** start **

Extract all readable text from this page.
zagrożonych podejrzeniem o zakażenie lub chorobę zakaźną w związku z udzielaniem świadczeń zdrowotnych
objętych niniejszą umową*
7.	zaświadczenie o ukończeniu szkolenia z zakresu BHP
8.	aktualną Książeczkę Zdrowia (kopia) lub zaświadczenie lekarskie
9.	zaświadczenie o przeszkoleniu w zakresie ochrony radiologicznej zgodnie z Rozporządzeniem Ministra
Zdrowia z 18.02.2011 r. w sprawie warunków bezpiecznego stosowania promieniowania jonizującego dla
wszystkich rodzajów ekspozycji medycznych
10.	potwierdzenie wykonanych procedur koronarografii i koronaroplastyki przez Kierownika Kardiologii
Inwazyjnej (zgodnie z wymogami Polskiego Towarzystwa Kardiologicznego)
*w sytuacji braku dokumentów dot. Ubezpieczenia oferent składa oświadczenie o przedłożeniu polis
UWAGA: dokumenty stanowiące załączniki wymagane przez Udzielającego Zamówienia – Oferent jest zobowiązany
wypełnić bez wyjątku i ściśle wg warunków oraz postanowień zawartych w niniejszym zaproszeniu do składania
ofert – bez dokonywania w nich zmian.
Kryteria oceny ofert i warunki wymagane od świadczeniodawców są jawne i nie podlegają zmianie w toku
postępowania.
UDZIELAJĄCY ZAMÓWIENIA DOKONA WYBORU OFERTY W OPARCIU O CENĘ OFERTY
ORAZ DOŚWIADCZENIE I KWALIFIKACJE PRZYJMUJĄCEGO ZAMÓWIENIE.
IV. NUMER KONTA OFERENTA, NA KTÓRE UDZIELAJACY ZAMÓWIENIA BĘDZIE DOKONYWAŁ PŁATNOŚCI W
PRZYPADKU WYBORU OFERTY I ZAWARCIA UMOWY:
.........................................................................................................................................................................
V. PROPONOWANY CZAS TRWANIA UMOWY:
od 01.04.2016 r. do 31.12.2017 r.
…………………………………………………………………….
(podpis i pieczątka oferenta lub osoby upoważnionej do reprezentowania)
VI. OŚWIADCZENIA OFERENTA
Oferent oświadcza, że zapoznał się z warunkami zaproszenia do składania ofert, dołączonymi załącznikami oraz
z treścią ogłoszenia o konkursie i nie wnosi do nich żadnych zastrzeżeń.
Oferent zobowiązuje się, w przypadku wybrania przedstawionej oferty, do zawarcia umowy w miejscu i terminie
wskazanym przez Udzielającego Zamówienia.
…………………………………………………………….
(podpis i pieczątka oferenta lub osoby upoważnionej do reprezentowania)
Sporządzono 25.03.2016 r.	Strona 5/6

** end **

■ **Aim**: Set down the entries verbatim, leaving none out.

■ **Response to this exercise**:
Extract all readable text from this page.
zagrożonych podejrzeniem o zakażenie lub chorobę zakaźną w związku z udzielaniem świadczeń zdrowotnych
objętych niniejszą umową*
7.	zaświadczenie o ukończeniu szkolenia z zakresu BHP
8.	aktualną Książeczkę Zdrowia (kopia) lub zaświadczenie lekarskie
9.	zaświadczenie o przeszkoleniu w zakresie ochrony radiologicznej zgodnie z Rozporządzeniem Ministra
Zdrowia z 18.02.2011 r. w sprawie warunków bezpiecznego stosowania promieniowania jonizującego dla
wszystkich rodzajów ekspozycji medycznych
10.	potwierdzenie wykonanych procedur koronarografii i koronaroplastyki przez Kierownika Kardiologii
Inwazyjnej (zgodnie z wymogami Polskiego Towarzystwa Kardiologicznego)
*w sytuacji braku dokumentów dot. Ubezpieczenia oferent składa oświadczenie o przedłożeniu polis
UWAGA: dokumenty stanowiące załączniki wymagane przez Udzielającego Zamówienia – Oferent jest zobowiązany
wypełnić bez wyjątku i ściśle wg warunków oraz postanowień zawartych w niniejszym zaproszeniu do składania
ofert – bez dokonywania w nich zmian.
Kryteria oceny ofert i warunki wymagane od świadczeniodawców są jawne i nie podlegają zmianie w toku
postępowania.
UDZIELAJĄCY ZAMÓWIENIA DOKONA WYBORU OFERTY W OPARCIU O CENĘ OFERTY
ORAZ DOŚWIADCZENIE I KWALIFIKACJE PRZYJMUJĄCEGO ZAMÓWIENIE.
IV. NUMER KONTA OFERENTA, NA KTÓRE UDZIELAJACY ZAMÓWIENIA BĘDZIE DOKONYWAŁ PŁATNOŚCI W
PRZYPADKU WYBORU OFERTY I ZAWARCIA UMOWY:
.........................................................................................................................................................................
V. PROPONOWANY CZAS TRWANIA UMOWY:
od 01.04.2016 r. do 31.12.2017 r.
…………………………………………………………………….
(podpis i pieczątka oferenta lub osoby upoważnionej do reprezentowania)
VI. OŚWIADCZENIA OFERENTA
Oferent oświadcza, że zapoznał się z warunkami zaproszenia do składania ofert, dołączonymi załącznikami oraz
z treścią ogłoszenia o konkursie i nie wnosi do nich żadnych zastrzeżeń.
Oferent zobowiązuje się, w przypadku wybrania przedstawionej oferty, do zawarcia umowy w miejscu i terminie
wskazanym przez Udzielającego Zamówienia.
…………………………………………………………….
(podpis i pieczątka oferenta lub osoby upoważnionej do reprezentowania)
Sporządzono 25.03.2016 r.	Strona 5/6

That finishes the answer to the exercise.